#### [TASK DETAILS]
Count every line of the material that holds the string "them". Respond with the total only.

####################

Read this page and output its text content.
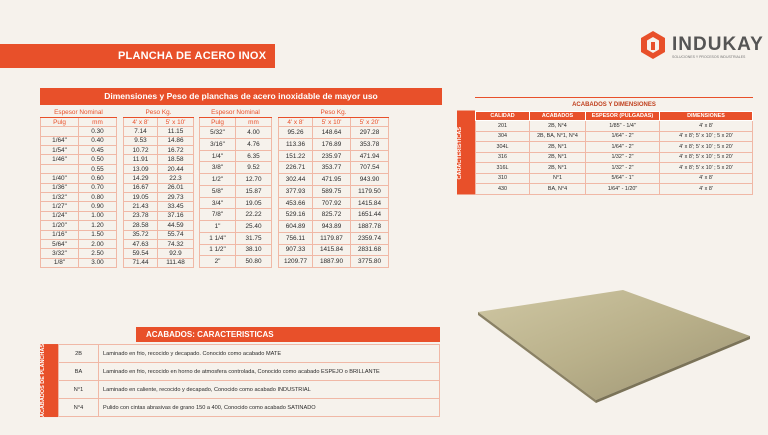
PLANCHA DE ACERO INOX
INDUKAY
SOLUCIONES Y PROCESOS INDUSTRIALES
Dimensiones y Peso de planchas de acero inoxidable de mayor uso
Espesor Nominal			Peso Kg.	
Pulg	mm		4' x 8'	5' x 10'
	0.30		7.14	11.15
1/64"	0.40		9.53	14.86
1/54"	0.45		10.72	16.72
1/46"	0.50		11.91	18.58
	0.55		13.09	20.44
1/40"	0.60		14.29	22.3
1/36"	0.70		16.67	26.01
1/32"	0.80		19.05	29.73
1/27"	0.90		21.43	33.45
1/24"	1.00		23.78	37.16
1/20"	1.20		28.58	44.59
1/16"	1.50		35.72	55.74
5/64"	2.00		47.63	74.32
3/32"	2.50		59.54	92.9
1/8"	3.00		71.44	111.48
Espesor Nominal			Peso Kg.		
Pulg	mm		4' x 8'	5' x 10'	5' x 20'
5/32"	4.00		95.26	148.64	297.28
3/16"	4.76		113.36	176.89	353.78
1/4"	6.35		151.22	235.97	471.94
3/8"	9.52		226.71	353.77	707.54
1/2"	12.70		302.44	471.95	943.90
5/8"	15.87		377.93	589.75	1179.50
3/4"	19.05		453.66	707.92	1415.84
7/8"	22.22		529.16	825.72	1651.44
1"	25.40		604.89	943.89	1887.78
1 1/4"	31.75		756.11	1179.87	2359.74
1 1/2"	38.10		907.33	1415.84	2831.68
2"	50.80		1209.77	1887.90	3775.80
ACABADOS Y DIMENSIONES
CARACTERISTICAS
CALIDAD	ACABADOS	ESPESOR (PULGADAS)	DIMENSIONES
201	2B, N°4	1/85" - 1/4"	4' x 8'
304	2B, BA, N°1, N°4	1/64" - 2"	4' x 8'; 5' x 10' ; 5 x 20'
304L	2B, N°1	1/64" - 2"	4' x 8'; 5' x 10' ; 5 x 20'
316	2B, N°1	1/32" - 2"	4' x 8'; 5' x 10' ; 5 x 20'
316L	2B, N°1	1/32" - 2"	4' x 8'; 5' x 10' ; 5 x 20'
310	N°1	5/64" - 1"	4' x 8'
430	BA, N°4	1/64" - 1/20"	4' x 8'
ACABADOS: CARACTERISTICAS
ACABADOS DE PLANCHAS	2B	Laminado en frio, recocido y decapado. Conocido como acabado MATE
BA	Laminado en frio, recocido en horno de atmosfera controlada, Conocido como acabado ESPEJO o BRILLANTE
N°1	Laminado en caliente, recocido y decapado, Conocido como acabado INDUSTRIAL
N°4	Pulido con cintas abrasivas de grano 150 a 400, Conocido como acabado SATINADO
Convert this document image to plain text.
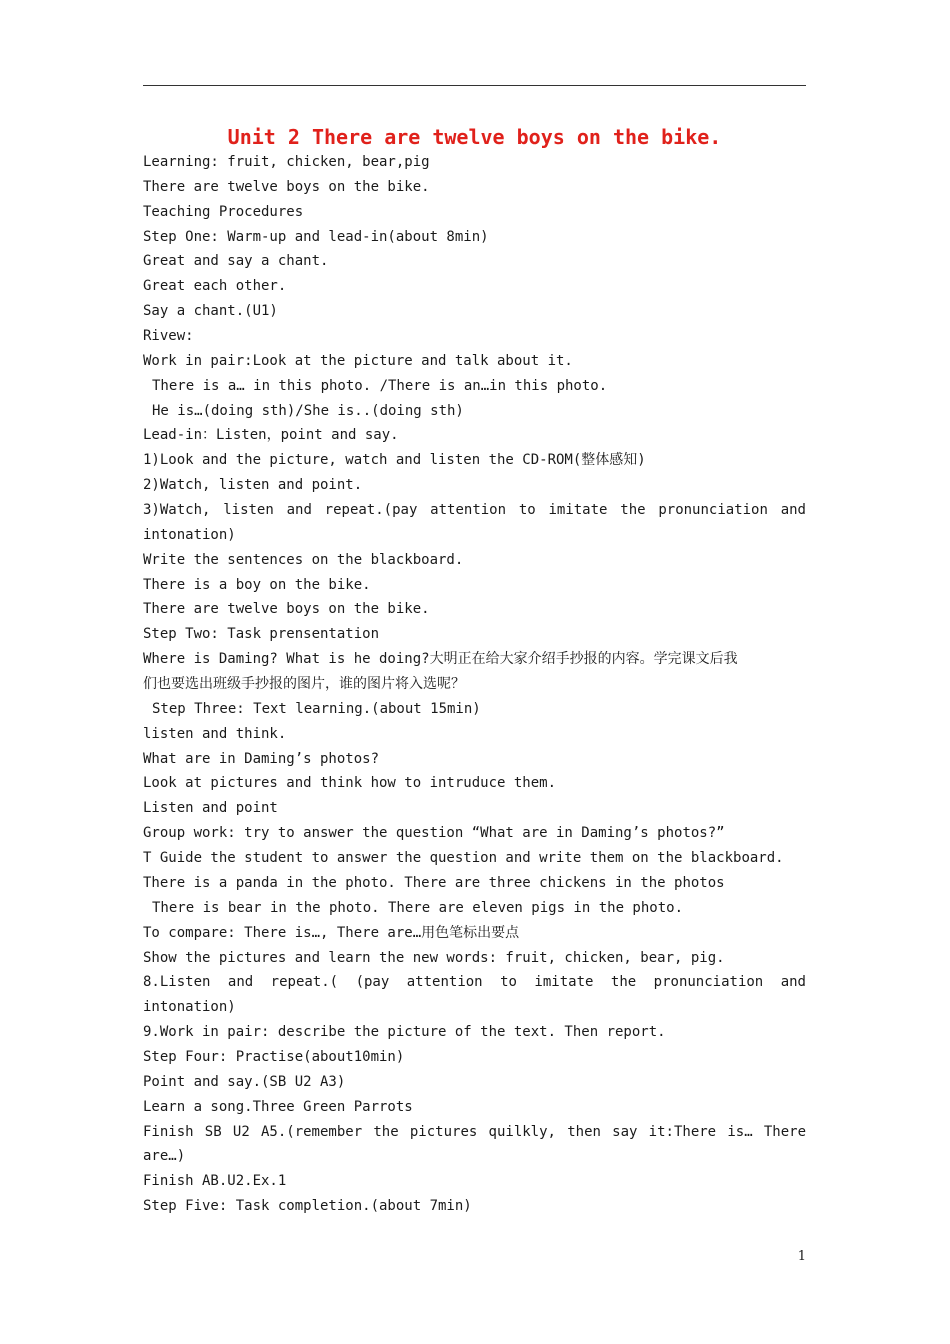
Unit 2 There are twelve boys on the bike.
Learning: fruit, chicken, bear,pig
There are twelve boys on the bike.
Teaching Procedures
Step One: Warm-up and lead-in(about 8min)
Great and say a chant.
Great each other.
Say a chant.(U1)
Rivew:
Work in pair:Look at the picture and talk about it.
There is a… in this photo. /There is an…in this photo.
He is…(doing sth)/She is..(doing sth)
Lead-in：Listen，point and say.
1)Look and the picture, watch and listen the CD-ROM(整体感知)
2)Watch, listen and point.
3)Watch, listen and repeat.(pay attention to imitate the pronunciation and
intonation)
Write the sentences on the blackboard.
There is a boy on the bike.
There are twelve boys on the bike.
Step Two: Task prensentation
Where is Daming? What is he doing?大明正在给大家介绍手抄报的内容。学完课文后我
们也要选出班级手抄报的图片，谁的图片将入选呢？
Step Three: Text learning.(about 15min)
listen and think.
What are in Daming’s photos?
Look at pictures and think how to intruduce them.
Listen and point
Group work: try to answer the question “What are in Daming’s photos?”
T Guide the student to answer the question and write them on the blackboard.
There is a panda in the photo. There are three chickens in the photos
There is bear in the photo. There are eleven pigs in the photo.
To compare: There is…, There are…用色笔标出要点
Show the pictures and learn the new words: fruit, chicken, bear, pig.
8.Listen and repeat.( (pay attention to imitate the pronunciation and
intonation)
9.Work in pair: describe the picture of the text. Then report.
Step Four: Practise(about10min)
Point and say.(SB U2 A3)
Learn a song.Three Green Parrots
Finish SB U2 A5.(remember the pictures quilkly, then say it:There is… There
are…)
Finish AB.U2.Ex.1
Step Five: Task completion.(about 7min)
1
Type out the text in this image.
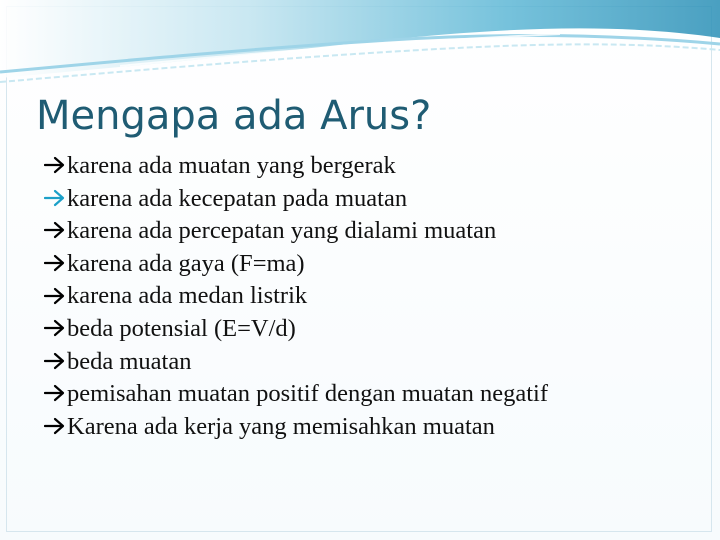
Mengapa ada Arus?
karena ada muatan yang bergerak
karena ada kecepatan pada muatan
karena ada percepatan yang dialami muatan
karena ada gaya (F=ma)
karena ada medan listrik
beda potensial (E=V/d)
beda muatan
pemisahan muatan positif dengan muatan negatif
Karena ada kerja yang memisahkan muatan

####################

#### [COMPLETE OUTPUT]
2